>> Start Dataset records
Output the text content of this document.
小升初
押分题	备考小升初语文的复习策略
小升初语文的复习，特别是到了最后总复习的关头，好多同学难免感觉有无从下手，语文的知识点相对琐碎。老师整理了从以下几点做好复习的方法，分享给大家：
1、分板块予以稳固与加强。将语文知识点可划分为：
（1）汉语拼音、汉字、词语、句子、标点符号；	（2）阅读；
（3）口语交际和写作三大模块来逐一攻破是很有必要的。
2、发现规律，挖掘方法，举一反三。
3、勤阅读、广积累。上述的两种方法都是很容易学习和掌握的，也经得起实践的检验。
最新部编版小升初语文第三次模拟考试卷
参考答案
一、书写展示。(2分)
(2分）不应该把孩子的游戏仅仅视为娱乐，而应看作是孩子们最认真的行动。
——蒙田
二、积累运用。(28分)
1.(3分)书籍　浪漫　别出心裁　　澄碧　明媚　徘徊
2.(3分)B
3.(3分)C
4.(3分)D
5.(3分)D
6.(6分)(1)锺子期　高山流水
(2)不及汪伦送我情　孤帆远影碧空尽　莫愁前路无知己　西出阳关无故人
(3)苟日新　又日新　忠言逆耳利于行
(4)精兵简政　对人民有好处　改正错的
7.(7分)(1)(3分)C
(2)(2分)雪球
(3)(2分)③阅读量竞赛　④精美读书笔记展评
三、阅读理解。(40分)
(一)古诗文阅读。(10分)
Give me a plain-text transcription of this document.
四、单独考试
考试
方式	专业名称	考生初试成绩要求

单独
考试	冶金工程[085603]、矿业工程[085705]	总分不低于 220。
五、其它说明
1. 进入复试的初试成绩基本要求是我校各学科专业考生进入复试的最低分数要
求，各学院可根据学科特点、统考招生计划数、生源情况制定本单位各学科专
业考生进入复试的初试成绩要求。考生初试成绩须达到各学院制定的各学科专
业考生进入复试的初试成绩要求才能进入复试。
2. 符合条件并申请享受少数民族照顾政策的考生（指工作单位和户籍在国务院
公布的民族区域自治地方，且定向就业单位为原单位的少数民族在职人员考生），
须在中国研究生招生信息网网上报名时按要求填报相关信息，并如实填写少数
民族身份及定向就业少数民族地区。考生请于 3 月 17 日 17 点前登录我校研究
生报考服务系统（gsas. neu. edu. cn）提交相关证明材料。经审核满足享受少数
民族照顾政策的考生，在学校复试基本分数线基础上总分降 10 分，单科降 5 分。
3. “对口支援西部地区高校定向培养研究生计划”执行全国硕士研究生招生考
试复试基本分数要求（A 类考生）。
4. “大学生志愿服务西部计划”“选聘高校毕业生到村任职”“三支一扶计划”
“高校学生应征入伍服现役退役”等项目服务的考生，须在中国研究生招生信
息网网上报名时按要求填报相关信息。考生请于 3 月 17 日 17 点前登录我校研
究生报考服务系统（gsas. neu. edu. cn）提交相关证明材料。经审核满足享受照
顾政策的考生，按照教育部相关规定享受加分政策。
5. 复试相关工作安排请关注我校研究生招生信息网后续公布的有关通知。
>> End Dataset records
Required task:
From the records above, extract every line exactly as it stands.

Solution to the problem:
Output the text content of this document.
小升初
押分题	备考小升初语文的复习策略
小升初语文的复习，特别是到了最后总复习的关头，好多同学难免感觉有无从下手，语文的知识点相对琐碎。老师整理了从以下几点做好复习的方法，分享给大家：
1、分板块予以稳固与加强。将语文知识点可划分为：
（1）汉语拼音、汉字、词语、句子、标点符号；	（2）阅读；
（3）口语交际和写作三大模块来逐一攻破是很有必要的。
2、发现规律，挖掘方法，举一反三。
3、勤阅读、广积累。上述的两种方法都是很容易学习和掌握的，也经得起实践的检验。
最新部编版小升初语文第三次模拟考试卷
参考答案
一、书写展示。(2分)
(2分）不应该把孩子的游戏仅仅视为娱乐，而应看作是孩子们最认真的行动。
——蒙田
二、积累运用。(28分)
1.(3分)书籍　浪漫　别出心裁　　澄碧　明媚　徘徊
2.(3分)B
3.(3分)C
4.(3分)D
5.(3分)D
6.(6分)(1)锺子期　高山流水
(2)不及汪伦送我情　孤帆远影碧空尽　莫愁前路无知己　西出阳关无故人
(3)苟日新　又日新　忠言逆耳利于行
(4)精兵简政　对人民有好处　改正错的
7.(7分)(1)(3分)C
(2)(2分)雪球
(3)(2分)③阅读量竞赛　④精美读书笔记展评
三、阅读理解。(40分)
(一)古诗文阅读。(10分)
Give me a plain-text transcription of this document.
四、单独考试
考试
方式	专业名称	考生初试成绩要求

单独
考试	冶金工程[085603]、矿业工程[085705]	总分不低于 220。
五、其它说明
1. 进入复试的初试成绩基本要求是我校各学科专业考生进入复试的最低分数要
求，各学院可根据学科特点、统考招生计划数、生源情况制定本单位各学科专
业考生进入复试的初试成绩要求。考生初试成绩须达到各学院制定的各学科专
业考生进入复试的初试成绩要求才能进入复试。
2. 符合条件并申请享受少数民族照顾政策的考生（指工作单位和户籍在国务院
公布的民族区域自治地方，且定向就业单位为原单位的少数民族在职人员考生），
须在中国研究生招生信息网网上报名时按要求填报相关信息，并如实填写少数
民族身份及定向就业少数民族地区。考生请于 3 月 17 日 17 点前登录我校研究
生报考服务系统（gsas. neu. edu. cn）提交相关证明材料。经审核满足享受少数
民族照顾政策的考生，在学校复试基本分数线基础上总分降 10 分，单科降 5 分。
3. “对口支援西部地区高校定向培养研究生计划”执行全国硕士研究生招生考
试复试基本分数要求（A 类考生）。
4. “大学生志愿服务西部计划”“选聘高校毕业生到村任职”“三支一扶计划”
“高校学生应征入伍服现役退役”等项目服务的考生，须在中国研究生招生信
息网网上报名时按要求填报相关信息。考生请于 3 月 17 日 17 点前登录我校研
究生报考服务系统（gsas. neu. edu. cn）提交相关证明材料。经审核满足享受照
顾政策的考生，按照教育部相关规定享受加分政策。
5. 复试相关工作安排请关注我校研究生招生信息网后续公布的有关通知。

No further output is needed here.